Data records:
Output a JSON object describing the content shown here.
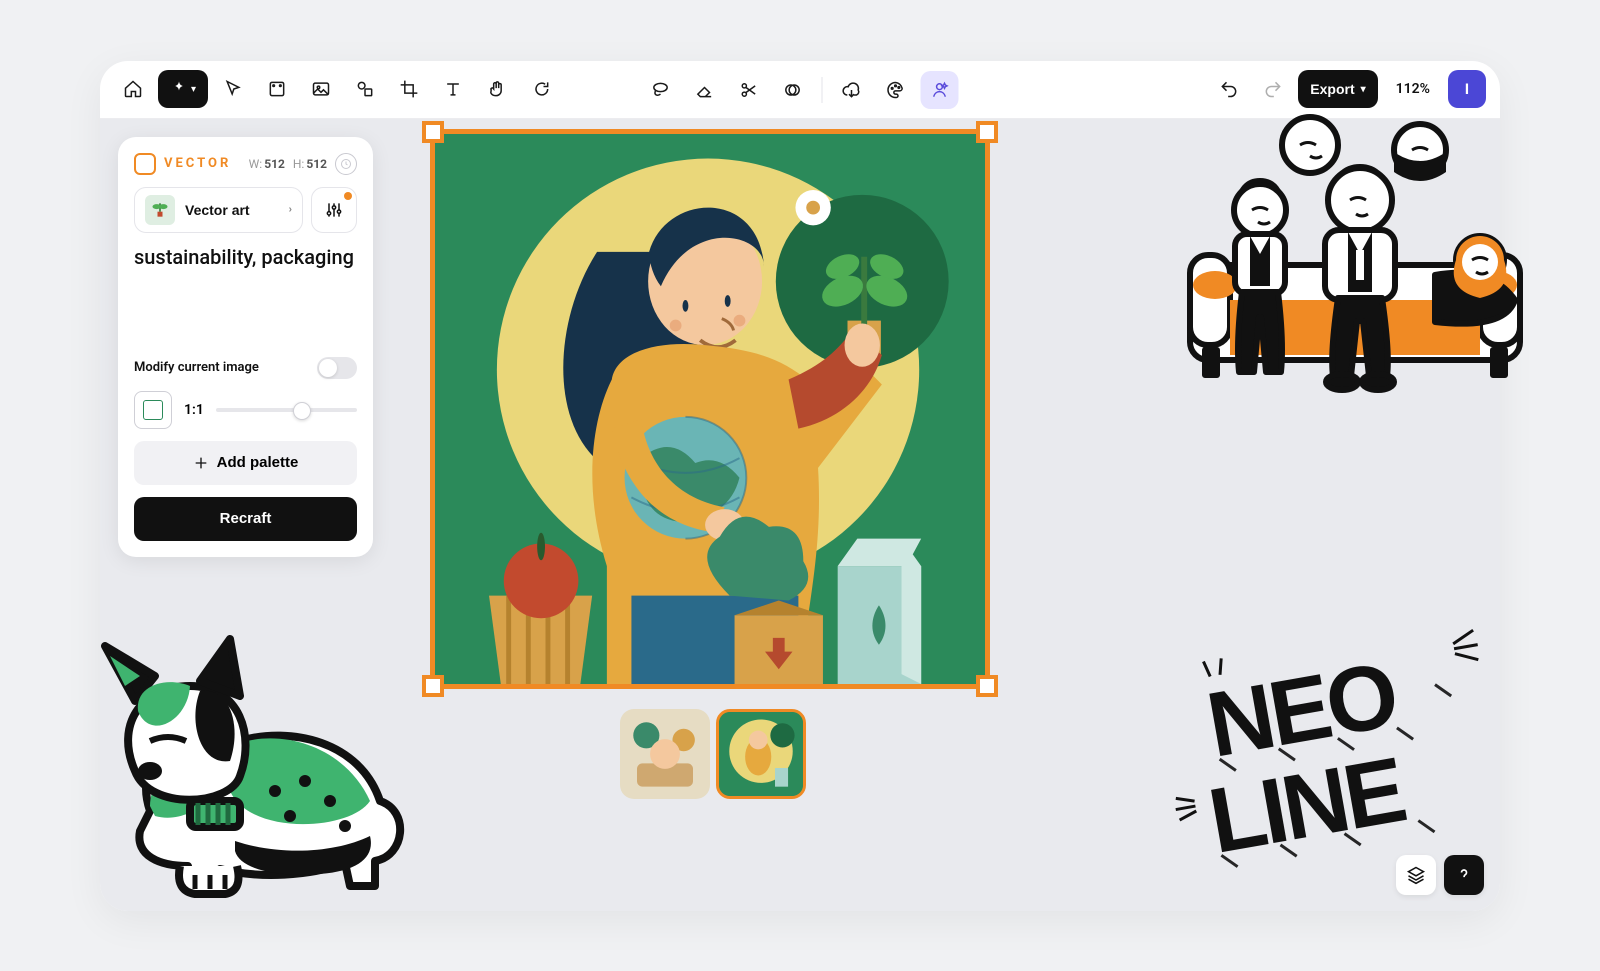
{
  "toolbar": {
    "export_label": "Export",
    "zoom_label": "112%",
    "avatar_initial": "I"
  },
  "panel": {
    "brand": "VECTOR",
    "width_label": "W:",
    "width_value": "512",
    "height_label": "H:",
    "height_value": "512",
    "style_label": "Vector art",
    "prompt_value": "sustainability, packaging",
    "modify_label": "Modify current image",
    "modify_on": false,
    "aspect_ratio_label": "1:1",
    "add_palette_label": "Add palette",
    "recraft_label": "Recraft"
  },
  "canvas": {
    "variants": [
      {
        "id": "variant-1",
        "selected": false
      },
      {
        "id": "variant-2",
        "selected": true
      }
    ]
  },
  "decor": {
    "neo_top": "NEO",
    "neo_bottom": "LINE"
  }
}
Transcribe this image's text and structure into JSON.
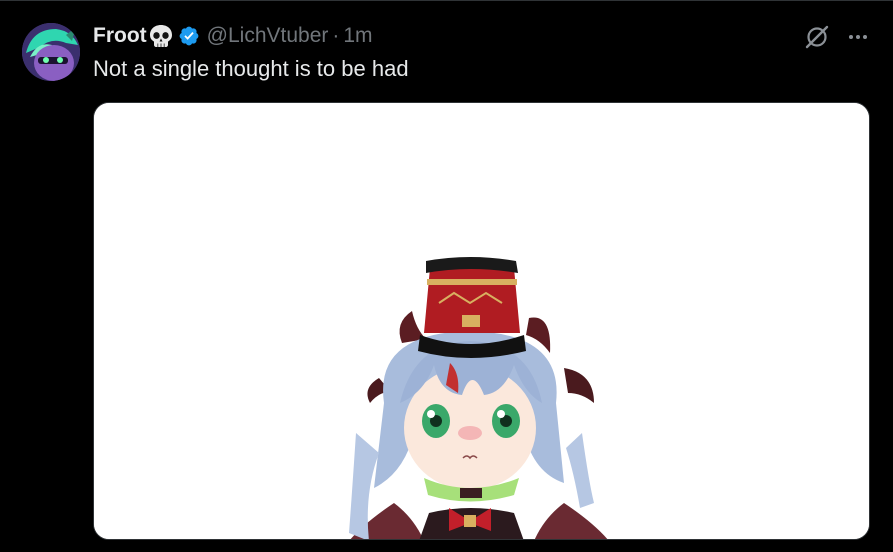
{
  "tweet": {
    "display_name": "Froot",
    "handle": "@LichVtuber",
    "separator": "·",
    "timestamp": "1m",
    "text": "Not a single thought is to be had",
    "name_emoji": "skull-icon",
    "verified": true
  },
  "icons": {
    "verified_badge": "verified-badge-icon",
    "grok": "grok-icon",
    "more": "more-options-icon"
  },
  "colors": {
    "background": "#000000",
    "text_primary": "#e7e9ea",
    "text_secondary": "#71767b",
    "verified_blue": "#1d9bf0",
    "media_background": "#ffffff"
  }
}
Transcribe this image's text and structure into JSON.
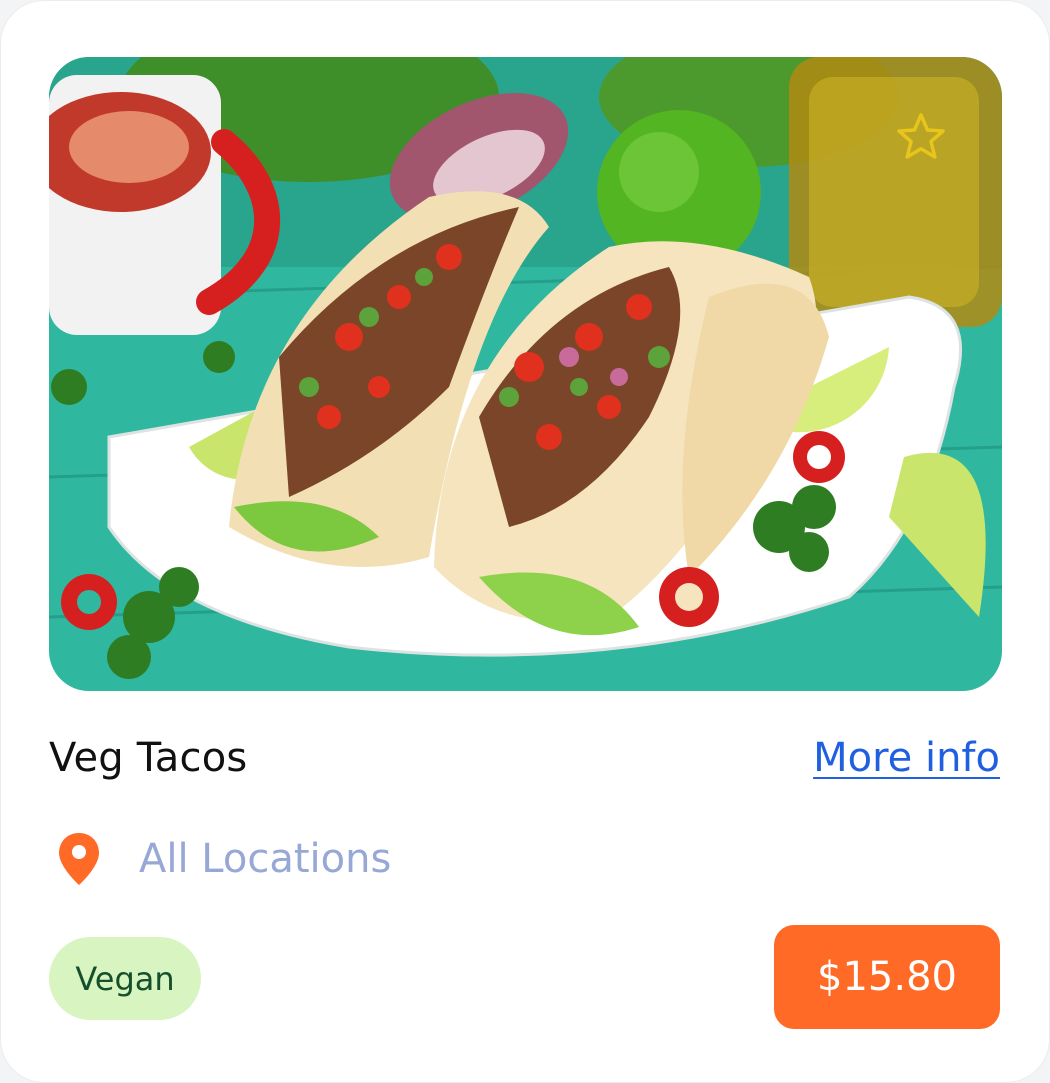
{
  "product": {
    "image_alt": "Tacos with beef, vegetables and lime on a white plate",
    "title": "Veg Tacos",
    "more_info_label": "More info",
    "location_label": "All Locations",
    "tag_label": "Vegan",
    "price_label": "$15.80"
  },
  "icons": {
    "favorite": "star-outline-icon",
    "location": "map-pin-icon"
  },
  "colors": {
    "accent_orange": "#ff6a26",
    "link_blue": "#1f5fe0",
    "muted_text": "#97a8d6",
    "tag_bg": "#d8f4c0",
    "tag_text": "#15502c",
    "star": "#e8c51a"
  }
}
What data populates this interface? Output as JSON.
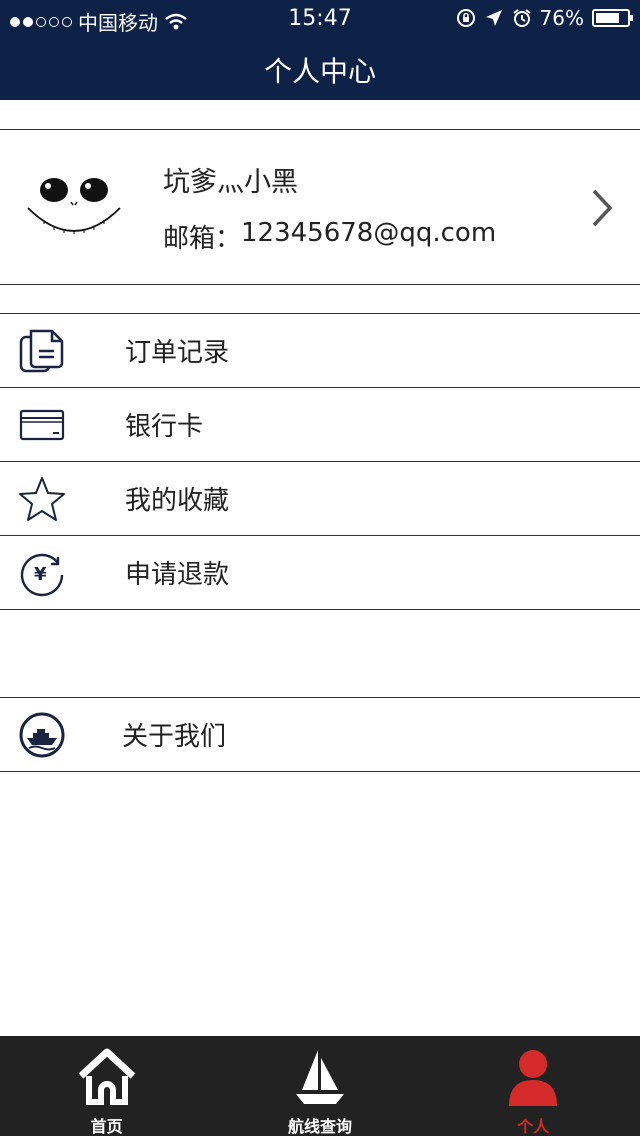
{
  "status_bar": {
    "carrier": "中国移动",
    "time": "15:47",
    "battery": "76%",
    "battery_level": 0.76
  },
  "nav": {
    "title": "个人中心"
  },
  "profile": {
    "username": "坑爹灬小黑",
    "email_label": "邮箱：",
    "email": "12345678@qq.com"
  },
  "menu": {
    "items": [
      {
        "label": "订单记录",
        "icon": "orders-icon"
      },
      {
        "label": "银行卡",
        "icon": "bank-card-icon"
      },
      {
        "label": "我的收藏",
        "icon": "star-icon"
      },
      {
        "label": "申请退款",
        "icon": "refund-icon"
      }
    ],
    "about": {
      "label": "关于我们",
      "icon": "ship-icon"
    }
  },
  "tabbar": {
    "tabs": [
      {
        "label": "首页",
        "icon": "home-icon"
      },
      {
        "label": "航线查询",
        "icon": "sailboat-icon"
      },
      {
        "label": "个人",
        "icon": "person-icon"
      }
    ],
    "active_color": "#d42a2a"
  },
  "colors": {
    "header_bg": "#0e2248",
    "tabbar_bg": "#222222"
  }
}
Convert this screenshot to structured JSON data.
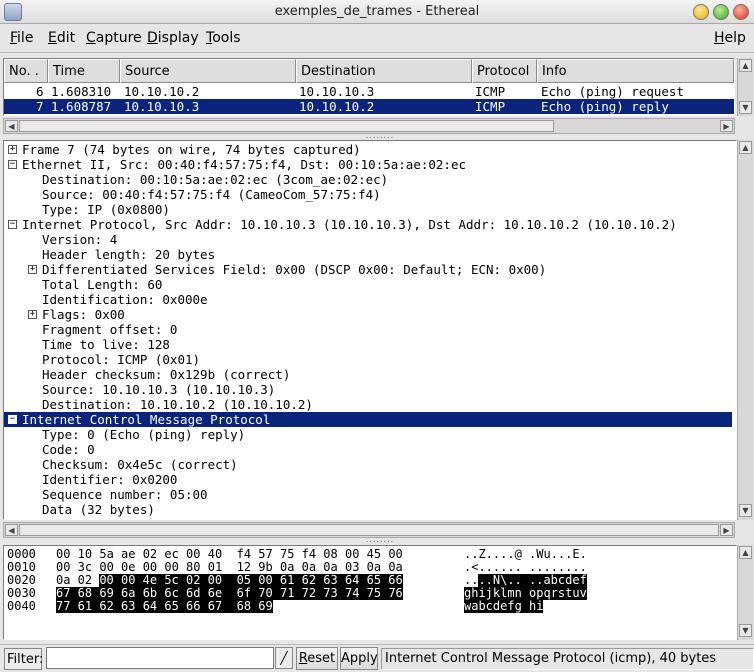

◆ Required work ◆
Take the listing and print it again exactly, but without any pictures.

◆ Expected answer ◆
Output a JSON object describing the content shown here.
{
  "toolbar": {
    "export_label": "Export",
    "zoom_label": "112%",
    "avatar_initial": "I"
  },
  "panel": {
    "brand": "VECTOR",
    "width_label": "W:",
    "width_value": "512",
    "height_label": "H:",
    "height_value": "512",
    "style_label": "Vector art",
    "prompt_value": "sustainability, packaging",
    "modify_label": "Modify current image",
    "modify_on": false,
    "aspect_ratio_label": "1:1",
    "add_palette_label": "Add palette",
    "recraft_label": "Recraft"
  },
  "canvas": {
    "variants": [
      {
        "id": "variant-1",
        "selected": false
      },
      {
        "id": "variant-2",
        "selected": true
      }
    ]
  },
  "decor": {
    "neo_top": "NEO",
    "neo_bottom": "LINE"
  }
}
Transcribe this image's text and structure into JSON.
{
  "tweet": {
    "display_name": "Froot",
    "handle": "@LichVtuber",
    "separator": "·",
    "timestamp": "1m",
    "text": "Not a single thought is to be had",
    "name_emoji": "skull-icon",
    "verified": true
  },
  "icons": {
    "verified_badge": "verified-badge-icon",
    "grok": "grok-icon",
    "more": "more-options-icon"
  },
  "colors": {
    "background": "#000000",
    "text_primary": "#e7e9ea",
    "text_secondary": "#71767b",
    "verified_blue": "#1d9bf0",
    "media_background": "#ffffff"
  }
}
Transcribe this image's text and structure into JSON.
{
  "product": {
    "image_alt": "Tacos with beef, vegetables and lime on a white plate",
    "title": "Veg Tacos",
    "more_info_label": "More info",
    "location_label": "All Locations",
    "tag_label": "Vegan",
    "price_label": "$15.80"
  },
  "icons": {
    "favorite": "star-outline-icon",
    "location": "map-pin-icon"
  },
  "colors": {
    "accent_orange": "#ff6a26",
    "link_blue": "#1f5fe0",
    "muted_text": "#97a8d6",
    "tag_bg": "#d8f4c0",
    "tag_text": "#15502c",
    "star": "#e8c51a"
  }
}
What data populates this interface? Output as JSON.
{
  "status_bar": {
    "carrier": "中国移动",
    "time": "15:47",
    "battery": "76%",
    "battery_level": 0.76
  },
  "nav": {
    "title": "个人中心"
  },
  "profile": {
    "username": "坑爹灬小黑",
    "email_label": "邮箱：",
    "email": "12345678@qq.com"
  },
  "menu": {
    "items": [
      {
        "label": "订单记录",
        "icon": "orders-icon"
      },
      {
        "label": "银行卡",
        "icon": "bank-card-icon"
      },
      {
        "label": "我的收藏",
        "icon": "star-icon"
      },
      {
        "label": "申请退款",
        "icon": "refund-icon"
      }
    ],
    "about": {
      "label": "关于我们",
      "icon": "ship-icon"
    }
  },
  "tabbar": {
    "tabs": [
      {
        "label": "首页",
        "icon": "home-icon"
      },
      {
        "label": "航线查询",
        "icon": "sailboat-icon"
      },
      {
        "label": "个人",
        "icon": "person-icon"
      }
    ],
    "active_color": "#d42a2a"
  },
  "colors": {
    "header_bg": "#0e2248",
    "tabbar_bg": "#222222"
  }
}
Convert this screenshot to structured JSON data.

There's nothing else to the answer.